# Activity
In the wrestling forum thread, whom does one post say Brie injured?

# Selected passage
And as far as Alexa. Yes, she can run circles around Nikki in the ring. The woman was doing that when she was at NXT level. And let's not even mention promo work. Alexa is better than most men. And that's just a fact. But to sit there and say Alexa brings down opponents and can't work a decent match is is absurd. Oh, gee Alexa dosen't dive through ropes and risk breaking her neck like most dummies in wrestling. Oh, she must suck then. We get it, you don't understand a classic heel moveset , but why take it out on an undeserved wrestler? I guess guys like Steve Austin are stupid. Go ask him if she thinks Alexa's horrible. He has done nothing but praise the woman since she's been called up. Same goes for J.R and Mick Foley, Again they must be stupid too.

Bottom line, Brie injured Liv Morgan. She was careless. She's been careless in the ring for a while now. PERIOD She should maybe think about stopping wrestling. He sister Nikki is a better wrestler, but she should be retired too. The Divas days are over. Nikki was the last Diva. That's old news when the women where unfortunately just looked as sex objects in the industry. Look at Nikki, still doing the grinding turn in her entrance and bra/shirt rip. Desperately hanging on to that sex thing. That's all she ever was, not a real wrestler. The women now are not divas. Promote your darn show and go back to selling clothing or whatever the twins do.


----------



## Lorromire (Jun 17, 2014)

People saying Nikki and Brie are good wrestlers

:ha


----------



## Monterossa (Jul 25, 2012)

Eva MaRIHyse said:


> Carmella and Alexa better than Nikki? You only say that because it’s Nikki Bella. When Nikki and Carmella feuded Nella dragged Nikki down. Nikki’s has good matches with all the top workers she’s faced, while Alexa has dragged them all down to her level and can’t produce a decent match with anyone.
> 
> Why do a lot of wrestling fans hate female wrestling fans?
> 
> All wrestlers get evil comments of social media from “fans”

# Excerpted records
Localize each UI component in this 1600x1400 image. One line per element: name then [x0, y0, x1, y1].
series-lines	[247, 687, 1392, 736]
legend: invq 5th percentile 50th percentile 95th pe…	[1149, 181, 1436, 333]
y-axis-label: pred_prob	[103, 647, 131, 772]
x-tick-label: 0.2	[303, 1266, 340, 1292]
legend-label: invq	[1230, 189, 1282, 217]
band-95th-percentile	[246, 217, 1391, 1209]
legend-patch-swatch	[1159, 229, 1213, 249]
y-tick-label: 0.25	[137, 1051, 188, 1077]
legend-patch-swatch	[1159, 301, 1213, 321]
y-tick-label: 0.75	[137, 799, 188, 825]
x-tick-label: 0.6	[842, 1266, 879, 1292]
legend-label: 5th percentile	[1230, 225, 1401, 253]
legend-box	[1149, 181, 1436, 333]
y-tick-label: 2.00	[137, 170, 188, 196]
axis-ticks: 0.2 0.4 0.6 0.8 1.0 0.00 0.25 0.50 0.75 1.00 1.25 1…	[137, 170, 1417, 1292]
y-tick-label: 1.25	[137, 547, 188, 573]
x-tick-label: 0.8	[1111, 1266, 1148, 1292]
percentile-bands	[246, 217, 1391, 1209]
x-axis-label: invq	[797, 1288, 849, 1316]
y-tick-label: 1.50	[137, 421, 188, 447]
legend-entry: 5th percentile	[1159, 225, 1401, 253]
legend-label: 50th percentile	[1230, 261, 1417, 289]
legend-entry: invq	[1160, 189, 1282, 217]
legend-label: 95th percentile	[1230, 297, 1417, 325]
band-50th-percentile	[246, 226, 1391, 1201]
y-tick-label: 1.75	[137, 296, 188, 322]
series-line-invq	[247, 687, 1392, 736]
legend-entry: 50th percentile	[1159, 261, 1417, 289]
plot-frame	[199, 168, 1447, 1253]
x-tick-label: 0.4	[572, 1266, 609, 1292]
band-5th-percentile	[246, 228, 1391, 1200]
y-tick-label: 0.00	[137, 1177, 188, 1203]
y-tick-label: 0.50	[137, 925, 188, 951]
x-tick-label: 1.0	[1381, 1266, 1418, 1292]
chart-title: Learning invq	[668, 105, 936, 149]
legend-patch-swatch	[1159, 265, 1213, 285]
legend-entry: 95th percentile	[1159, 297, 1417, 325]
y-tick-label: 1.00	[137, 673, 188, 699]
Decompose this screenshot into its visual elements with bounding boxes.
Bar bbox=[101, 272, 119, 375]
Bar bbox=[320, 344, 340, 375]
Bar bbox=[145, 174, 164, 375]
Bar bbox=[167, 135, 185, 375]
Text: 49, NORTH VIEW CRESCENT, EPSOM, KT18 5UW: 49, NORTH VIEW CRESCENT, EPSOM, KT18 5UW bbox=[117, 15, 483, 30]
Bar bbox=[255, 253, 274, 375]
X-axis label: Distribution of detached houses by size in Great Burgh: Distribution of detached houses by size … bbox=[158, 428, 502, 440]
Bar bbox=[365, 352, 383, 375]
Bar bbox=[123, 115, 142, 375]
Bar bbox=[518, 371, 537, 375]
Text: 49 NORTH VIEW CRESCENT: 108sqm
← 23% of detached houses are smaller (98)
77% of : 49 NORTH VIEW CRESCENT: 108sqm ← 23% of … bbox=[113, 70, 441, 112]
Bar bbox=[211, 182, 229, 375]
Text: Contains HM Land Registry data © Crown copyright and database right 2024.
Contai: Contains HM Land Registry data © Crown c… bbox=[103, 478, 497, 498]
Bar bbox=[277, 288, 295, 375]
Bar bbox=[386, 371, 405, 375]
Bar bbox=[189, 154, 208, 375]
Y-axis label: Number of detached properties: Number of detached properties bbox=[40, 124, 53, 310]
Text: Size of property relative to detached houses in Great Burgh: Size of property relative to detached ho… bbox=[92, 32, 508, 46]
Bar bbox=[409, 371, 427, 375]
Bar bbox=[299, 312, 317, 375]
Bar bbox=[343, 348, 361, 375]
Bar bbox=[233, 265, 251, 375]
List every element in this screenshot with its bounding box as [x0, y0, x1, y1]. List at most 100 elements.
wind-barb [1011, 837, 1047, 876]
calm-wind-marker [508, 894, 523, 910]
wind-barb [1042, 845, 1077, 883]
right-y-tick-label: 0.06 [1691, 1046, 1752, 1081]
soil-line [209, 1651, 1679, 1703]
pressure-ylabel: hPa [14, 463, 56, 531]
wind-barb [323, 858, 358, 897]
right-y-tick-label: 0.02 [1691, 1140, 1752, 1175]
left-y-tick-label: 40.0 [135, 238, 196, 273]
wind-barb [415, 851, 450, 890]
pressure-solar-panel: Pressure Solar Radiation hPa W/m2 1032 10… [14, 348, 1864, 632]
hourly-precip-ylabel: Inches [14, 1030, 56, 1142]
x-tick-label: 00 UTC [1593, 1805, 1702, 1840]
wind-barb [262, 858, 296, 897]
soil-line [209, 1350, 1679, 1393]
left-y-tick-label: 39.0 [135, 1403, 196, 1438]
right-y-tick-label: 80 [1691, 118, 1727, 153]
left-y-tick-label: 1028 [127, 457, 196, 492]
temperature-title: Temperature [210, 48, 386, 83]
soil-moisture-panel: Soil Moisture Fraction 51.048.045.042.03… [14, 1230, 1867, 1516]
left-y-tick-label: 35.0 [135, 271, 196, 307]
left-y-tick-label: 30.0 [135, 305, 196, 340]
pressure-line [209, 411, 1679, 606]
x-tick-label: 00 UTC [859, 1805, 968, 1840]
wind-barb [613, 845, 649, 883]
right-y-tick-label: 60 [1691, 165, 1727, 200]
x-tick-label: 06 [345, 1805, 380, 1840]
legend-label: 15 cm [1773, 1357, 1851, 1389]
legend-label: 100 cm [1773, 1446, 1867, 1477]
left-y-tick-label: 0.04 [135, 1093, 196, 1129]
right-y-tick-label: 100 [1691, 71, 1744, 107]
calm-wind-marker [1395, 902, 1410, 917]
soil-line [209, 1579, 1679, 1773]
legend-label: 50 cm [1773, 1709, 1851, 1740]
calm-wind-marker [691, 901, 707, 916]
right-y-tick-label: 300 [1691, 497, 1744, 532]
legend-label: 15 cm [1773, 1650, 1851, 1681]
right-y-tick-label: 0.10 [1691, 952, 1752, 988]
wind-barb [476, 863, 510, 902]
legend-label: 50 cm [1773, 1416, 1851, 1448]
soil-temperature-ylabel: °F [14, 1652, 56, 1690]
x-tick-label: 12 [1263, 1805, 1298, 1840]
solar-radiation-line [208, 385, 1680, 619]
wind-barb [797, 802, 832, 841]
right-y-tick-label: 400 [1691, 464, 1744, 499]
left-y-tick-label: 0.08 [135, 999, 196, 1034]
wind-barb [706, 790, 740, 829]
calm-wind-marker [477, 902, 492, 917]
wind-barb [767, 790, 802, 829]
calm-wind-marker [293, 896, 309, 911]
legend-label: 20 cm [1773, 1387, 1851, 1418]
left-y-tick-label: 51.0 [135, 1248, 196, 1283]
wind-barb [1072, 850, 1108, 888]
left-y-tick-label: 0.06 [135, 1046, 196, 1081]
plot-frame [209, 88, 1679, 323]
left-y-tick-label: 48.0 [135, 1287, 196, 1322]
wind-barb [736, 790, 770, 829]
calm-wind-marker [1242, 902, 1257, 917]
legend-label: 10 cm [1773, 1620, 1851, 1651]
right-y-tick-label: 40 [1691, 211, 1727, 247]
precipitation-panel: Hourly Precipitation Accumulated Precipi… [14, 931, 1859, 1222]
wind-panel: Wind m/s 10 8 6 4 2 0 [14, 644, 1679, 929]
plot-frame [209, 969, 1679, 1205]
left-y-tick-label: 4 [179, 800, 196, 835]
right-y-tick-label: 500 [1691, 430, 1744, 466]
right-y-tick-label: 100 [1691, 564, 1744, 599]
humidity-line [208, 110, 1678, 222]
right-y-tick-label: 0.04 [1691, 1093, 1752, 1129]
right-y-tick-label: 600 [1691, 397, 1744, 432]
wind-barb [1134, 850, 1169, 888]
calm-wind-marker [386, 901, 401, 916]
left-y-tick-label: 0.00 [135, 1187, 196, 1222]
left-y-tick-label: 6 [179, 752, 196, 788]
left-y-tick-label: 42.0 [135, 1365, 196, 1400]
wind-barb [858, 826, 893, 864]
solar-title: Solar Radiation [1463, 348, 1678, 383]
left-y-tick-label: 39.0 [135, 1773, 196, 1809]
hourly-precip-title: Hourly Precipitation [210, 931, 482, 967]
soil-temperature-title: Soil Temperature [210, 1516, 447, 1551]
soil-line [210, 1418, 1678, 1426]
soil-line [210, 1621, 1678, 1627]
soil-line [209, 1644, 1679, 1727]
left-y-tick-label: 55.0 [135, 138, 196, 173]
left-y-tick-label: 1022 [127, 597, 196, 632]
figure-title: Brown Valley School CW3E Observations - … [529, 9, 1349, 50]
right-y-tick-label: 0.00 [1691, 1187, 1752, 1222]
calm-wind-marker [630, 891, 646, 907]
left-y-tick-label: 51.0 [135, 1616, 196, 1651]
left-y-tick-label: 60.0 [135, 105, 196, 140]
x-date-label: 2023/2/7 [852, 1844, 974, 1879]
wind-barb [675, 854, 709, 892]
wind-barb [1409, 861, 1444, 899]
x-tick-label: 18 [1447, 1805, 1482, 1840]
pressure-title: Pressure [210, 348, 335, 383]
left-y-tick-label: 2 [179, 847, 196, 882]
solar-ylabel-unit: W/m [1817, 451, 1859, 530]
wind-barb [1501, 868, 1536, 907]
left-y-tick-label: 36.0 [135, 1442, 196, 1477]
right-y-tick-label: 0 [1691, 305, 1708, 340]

# Solution to this exercise
Liv Morgan.